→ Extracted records

▼▼▼

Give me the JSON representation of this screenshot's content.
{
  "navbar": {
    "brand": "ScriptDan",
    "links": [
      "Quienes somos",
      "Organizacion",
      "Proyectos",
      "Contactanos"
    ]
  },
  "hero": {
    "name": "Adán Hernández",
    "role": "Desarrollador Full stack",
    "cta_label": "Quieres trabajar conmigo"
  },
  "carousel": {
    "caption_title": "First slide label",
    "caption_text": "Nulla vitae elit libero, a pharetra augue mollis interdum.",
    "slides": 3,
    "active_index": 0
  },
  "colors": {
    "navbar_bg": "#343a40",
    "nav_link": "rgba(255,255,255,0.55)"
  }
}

▲▲▲

→ EXERCISE DETAILS
Give an exact copy of all the data shown above.

→ ANSWER FOR THIS EXERCISE
Give me the JSON representation of this screenshot's content.
{
  "navbar": {
    "brand": "ScriptDan",
    "links": [
      "Quienes somos",
      "Organizacion",
      "Proyectos",
      "Contactanos"
    ]
  },
  "hero": {
    "name": "Adán Hernández",
    "role": "Desarrollador Full stack",
    "cta_label": "Quieres trabajar conmigo"
  },
  "carousel": {
    "caption_title": "First slide label",
    "caption_text": "Nulla vitae elit libero, a pharetra augue mollis interdum.",
    "slides": 3,
    "active_index": 0
  },
  "colors": {
    "navbar_bg": "#343a40",
    "nav_link": "rgba(255,255,255,0.55)"
  }
}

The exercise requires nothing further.